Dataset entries
==============================

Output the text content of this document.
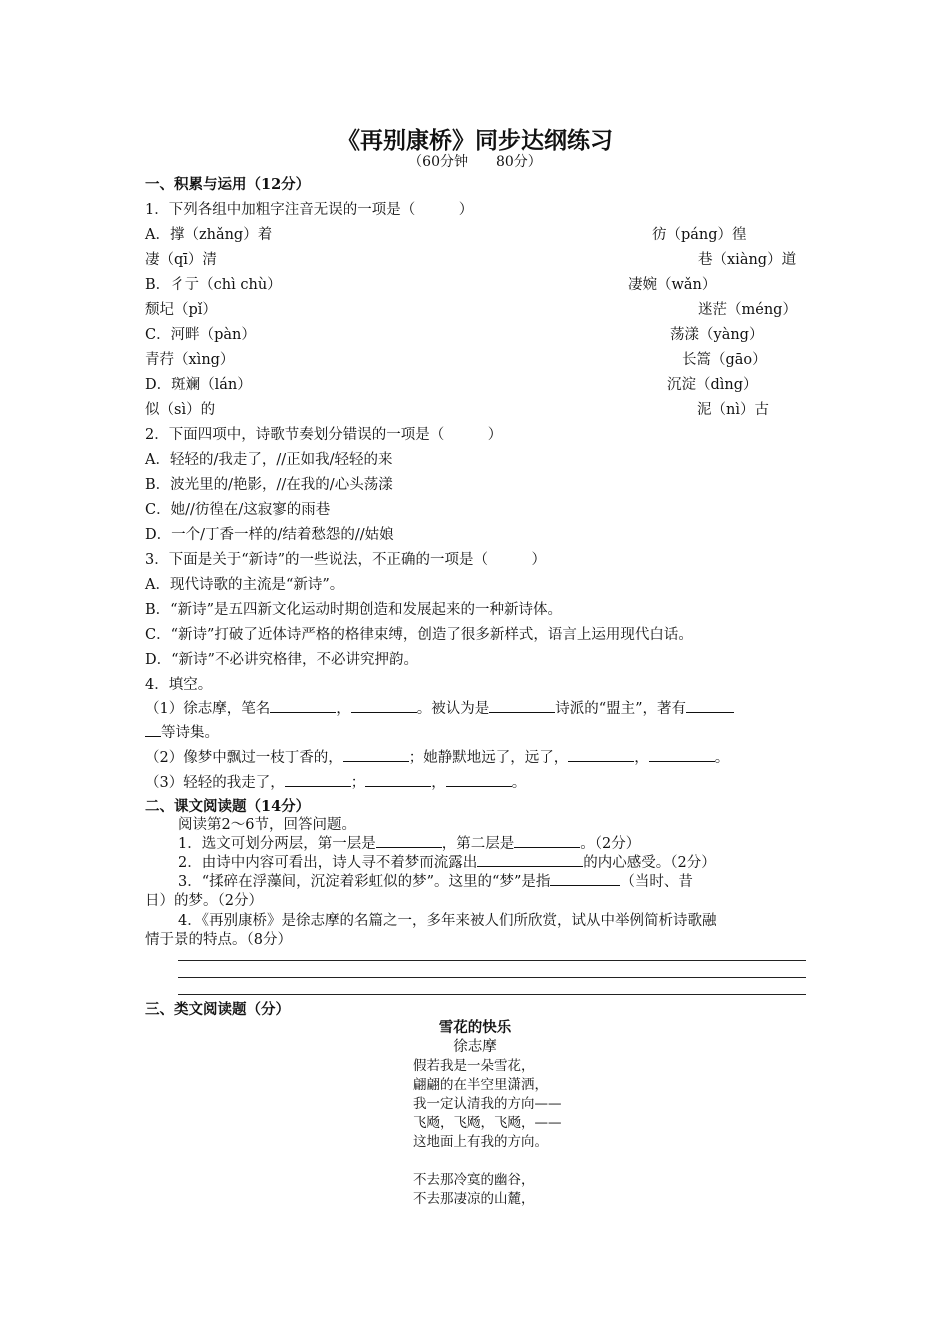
《再别康桥》同步达纲练习
（60分钟　　80分）
一、积累与运用（12分）
1．下列各组中加粗字注音无误的一项是（　　　）
A．撑（zhǎng）着	彷（páng）徨
凄（qī）清	巷（xiàng）道
B．彳亍（chì chù）	凄婉（wǎn）
颓圮（pǐ）	迷茫（méng）
C．河畔（pàn）	荡漾（yàng）
青荇（xìng）	长篙（gāo）
D．斑斓（lán）	沉淀（dìng）
似（sì）的	泥（nì）古
2．下面四项中，诗歌节奏划分错误的一项是（　　　）
A．轻轻的/我走了，//正如我/轻轻的来
B．波光里的/艳影，//在我的/心头荡漾
C．她//彷徨在/这寂寥的雨巷
D．一个/丁香一样的/结着愁怨的//姑娘
3．下面是关于“新诗”的一些说法，不正确的一项是（　　　）
A．现代诗歌的主流是“新诗”。
B．“新诗”是五四新文化运动时期创造和发展起来的一种新诗体。
C．“新诗”打破了近体诗严格的格律束缚，创造了很多新样式，语言上运用现代白话。
D．“新诗”不必讲究格律，不必讲究押韵。
4．填空。
（1）徐志摩，笔名	，	。被认为是	诗派的“盟主”，著有
等诗集。
（2）像梦中飘过一枝丁香的，	；她静默地远了，远了，	，	。
（3）轻轻的我走了，	；	，	。
二、课文阅读题（14分）
阅读第2～6节，回答问题。
1．选文可划分两层，第一层是	，第二层是	。（2分）
2．由诗中内容可看出，诗人寻不着梦而流露出	的内心感受。（2分）
3．“揉碎在浮藻间，沉淀着彩虹似的梦”。这里的“梦”是指	（当时、昔
日）的梦。（2分）
4．《再别康桥》是徐志摩的名篇之一，多年来被人们所欣赏，试从中举例简析诗歌融
情于景的特点。（8分）
三、类文阅读题（分）
雪花的快乐
徐志摩
假若我是一朵雪花，
翩翩的在半空里潇洒，
我一定认清我的方向——
飞飏，飞飏，飞飏，——
这地面上有我的方向。
不去那冷寞的幽谷，
不去那凄凉的山麓，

==============================

• **GIVEN REQUEST**
Each line above that includes "再别康桥" counts once; state the total and nothing more.

• **ANSWER TO THIS EXERCISE**
2